[Text provided]

*** Begin section ***

The strengths of the present study include the nationwide approach to sampling and the strictly differentiated and meticulous data capture procedure. The German food-service industry is organized at a federal level and characterized by its medium-sized, owner-operated structure and the large number of independent businesses. The standardized quota sampling procedure takes this into account as it is based on official tax data records. Concerning the structure and distribution of food-service establishments across the sixteen German federal states, our data set can be considered representative. The validation studies that were carried out in addition to the main sample did not find any indication of selection bias. To our knowledge, the present study is the first to evaluate the quality of children’s meals served in restaurants outside the USA. This may be due to the effort that is involved with such a study; it requires considerably less effort to investigate so-called ‘kids’ meals’ within fast-food and chain restaurants (McDonald’s, Wendy’s, KFC, Burger King, Arby’s, Taco Bell, etc.) as all the relevant information and meal combinations are available publicly, e.g. can be found online(Reference O’Donnell, Hoerr and Mendoza40). In contrast, for the present study, it was necessary to identify and evaluate every single meal in every single restaurant, making the process considerably more laborious. However, in so doing, it has shed light on the quality of children’s food in typical German full-service restaurants for the very first time.

*** End section ***

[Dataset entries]
*** Begin section ***

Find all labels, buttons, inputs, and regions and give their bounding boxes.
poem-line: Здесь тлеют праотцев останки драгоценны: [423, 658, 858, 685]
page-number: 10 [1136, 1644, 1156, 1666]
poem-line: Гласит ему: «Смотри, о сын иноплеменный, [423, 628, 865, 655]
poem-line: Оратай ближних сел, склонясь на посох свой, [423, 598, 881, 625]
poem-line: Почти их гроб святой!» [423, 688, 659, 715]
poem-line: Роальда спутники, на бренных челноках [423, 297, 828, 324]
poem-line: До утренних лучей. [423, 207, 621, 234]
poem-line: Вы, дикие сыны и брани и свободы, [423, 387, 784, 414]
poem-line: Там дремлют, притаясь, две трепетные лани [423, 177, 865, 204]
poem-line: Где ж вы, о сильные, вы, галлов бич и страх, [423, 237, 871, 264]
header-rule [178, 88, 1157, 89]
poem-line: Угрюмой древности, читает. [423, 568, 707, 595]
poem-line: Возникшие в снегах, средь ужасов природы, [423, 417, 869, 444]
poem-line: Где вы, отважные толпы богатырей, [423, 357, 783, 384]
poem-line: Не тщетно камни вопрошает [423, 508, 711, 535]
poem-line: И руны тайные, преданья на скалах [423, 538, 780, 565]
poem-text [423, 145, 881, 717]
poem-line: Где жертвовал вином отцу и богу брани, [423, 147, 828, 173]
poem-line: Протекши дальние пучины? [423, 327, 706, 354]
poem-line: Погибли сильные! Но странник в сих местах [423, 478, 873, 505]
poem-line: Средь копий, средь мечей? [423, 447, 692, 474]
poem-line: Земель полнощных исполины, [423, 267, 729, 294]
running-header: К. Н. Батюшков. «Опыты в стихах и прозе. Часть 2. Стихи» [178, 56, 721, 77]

*** End section ***

[Prompt 1] In the study passage, what is the standardized quota sampling procedure based on?
[Prompt 2] Which fast-food and chain restaurants does the study passage name?
[Prompt 3] Write a continuation of the study passage on children's restaurant meals, starting after its final sentence.

[Output 1] Official tax data records.

[Output 2] McDonald's, Wendy's, KFC, Burger King, Arby's, Taco Bell

[Output 3]
Conclusions
The restaurant setting is considered an important food environment and offers an ideal opportunity to expose children to healthy foods, potentially affecting dietary intake during the restaurant meal as well as increasing children’s and adolescents’ receptivity to healthy but hitherto potentially unknown types of food or cooking style(Reference Shonkoff, Anzman-Frasca and Lynskey41). Our findings show that this opportunity is being missed in many German restaurants. In view of the great diversity of available food options and the historically different cooking cultures, it should be possible to improve the food environment specific to children and adolescents in Germany. Moreover, it would not only benefit the primary target group of children and adolescents, but ultimately also the restaurant owners themselves, for example by creating a better public image and a distinct, unique selling point.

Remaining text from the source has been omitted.